▸ **Set problem**: Below are the records. Gather each line that holds "JSON".

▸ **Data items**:
::::
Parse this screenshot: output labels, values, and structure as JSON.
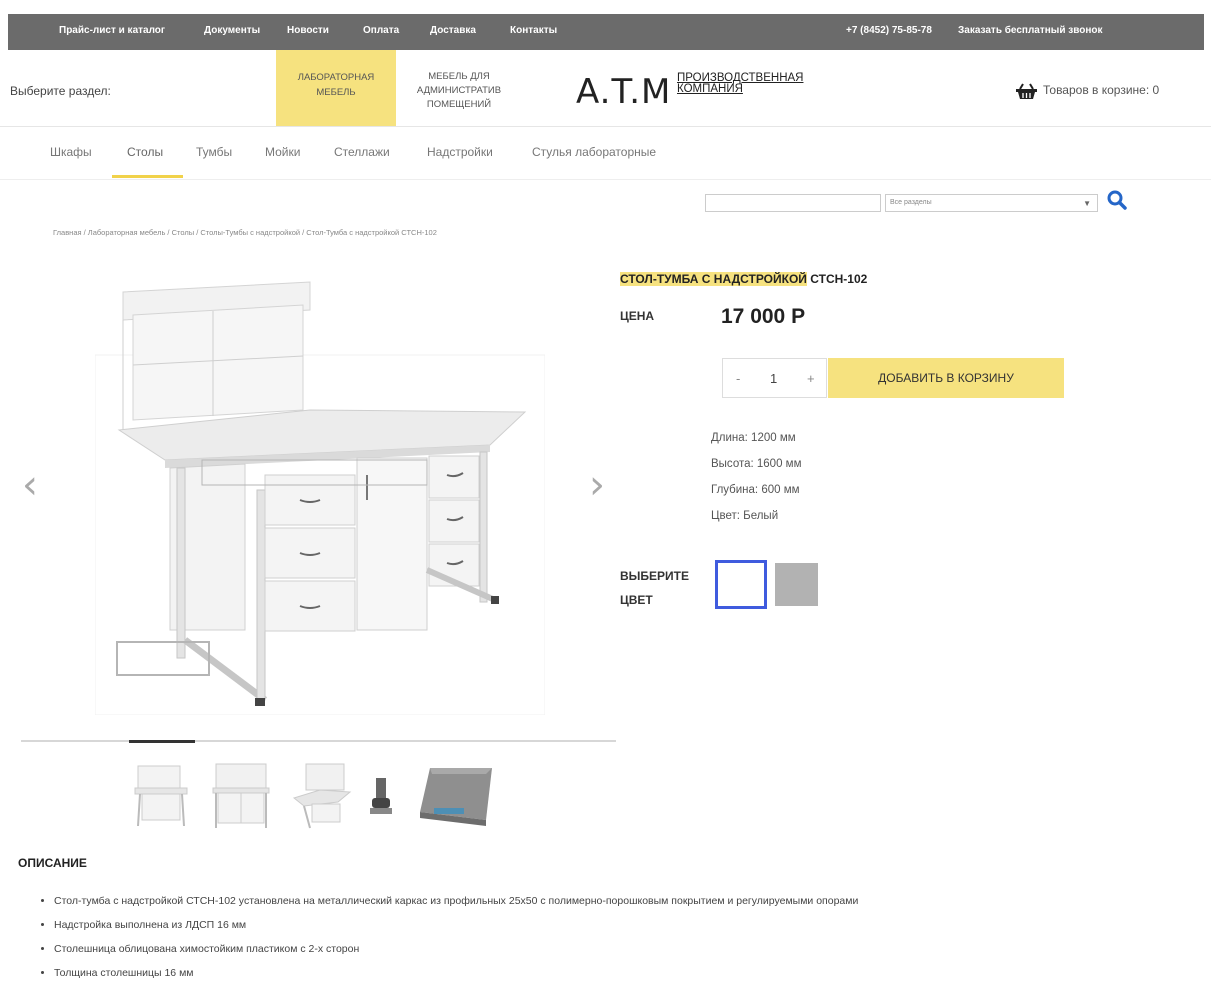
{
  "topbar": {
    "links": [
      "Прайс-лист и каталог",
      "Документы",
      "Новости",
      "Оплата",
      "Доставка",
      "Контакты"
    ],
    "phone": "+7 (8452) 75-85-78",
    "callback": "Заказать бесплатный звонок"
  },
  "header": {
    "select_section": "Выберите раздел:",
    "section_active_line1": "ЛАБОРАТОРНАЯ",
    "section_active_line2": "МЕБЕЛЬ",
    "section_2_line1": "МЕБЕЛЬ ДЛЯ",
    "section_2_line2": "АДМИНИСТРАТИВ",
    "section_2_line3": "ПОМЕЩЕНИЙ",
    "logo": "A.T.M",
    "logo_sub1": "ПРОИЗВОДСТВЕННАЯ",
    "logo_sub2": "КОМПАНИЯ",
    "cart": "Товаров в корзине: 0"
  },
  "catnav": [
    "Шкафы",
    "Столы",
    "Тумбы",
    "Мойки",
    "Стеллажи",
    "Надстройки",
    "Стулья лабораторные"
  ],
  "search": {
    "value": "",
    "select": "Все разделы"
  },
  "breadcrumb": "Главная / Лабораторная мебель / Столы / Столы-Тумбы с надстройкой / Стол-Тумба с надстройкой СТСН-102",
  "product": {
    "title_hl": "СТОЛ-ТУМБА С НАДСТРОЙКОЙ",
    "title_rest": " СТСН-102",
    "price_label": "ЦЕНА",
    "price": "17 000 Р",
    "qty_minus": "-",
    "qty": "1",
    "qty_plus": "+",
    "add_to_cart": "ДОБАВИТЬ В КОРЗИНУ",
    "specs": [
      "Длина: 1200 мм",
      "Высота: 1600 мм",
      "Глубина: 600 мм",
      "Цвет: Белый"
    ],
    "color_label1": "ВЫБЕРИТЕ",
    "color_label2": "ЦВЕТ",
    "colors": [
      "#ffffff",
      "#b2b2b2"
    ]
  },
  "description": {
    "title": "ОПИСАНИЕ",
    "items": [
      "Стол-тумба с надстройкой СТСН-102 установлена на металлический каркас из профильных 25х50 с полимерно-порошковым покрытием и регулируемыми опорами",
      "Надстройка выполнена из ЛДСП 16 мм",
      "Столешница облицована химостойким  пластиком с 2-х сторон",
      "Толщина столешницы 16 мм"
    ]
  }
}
::::
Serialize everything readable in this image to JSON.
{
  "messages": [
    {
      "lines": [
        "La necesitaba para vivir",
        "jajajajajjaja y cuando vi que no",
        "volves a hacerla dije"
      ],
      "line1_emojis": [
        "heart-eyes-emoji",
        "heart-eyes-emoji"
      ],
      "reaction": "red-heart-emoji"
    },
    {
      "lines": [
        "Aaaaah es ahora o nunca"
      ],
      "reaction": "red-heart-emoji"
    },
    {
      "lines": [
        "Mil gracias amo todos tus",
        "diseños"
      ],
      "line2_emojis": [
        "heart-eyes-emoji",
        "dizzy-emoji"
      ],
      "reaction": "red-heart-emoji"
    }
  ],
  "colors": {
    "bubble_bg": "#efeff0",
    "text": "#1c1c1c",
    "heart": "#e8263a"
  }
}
::::
▸ **Task response**:
Parse this screenshot: output labels, values, and structure as JSON.
Serialize everything readable in this image to JSON.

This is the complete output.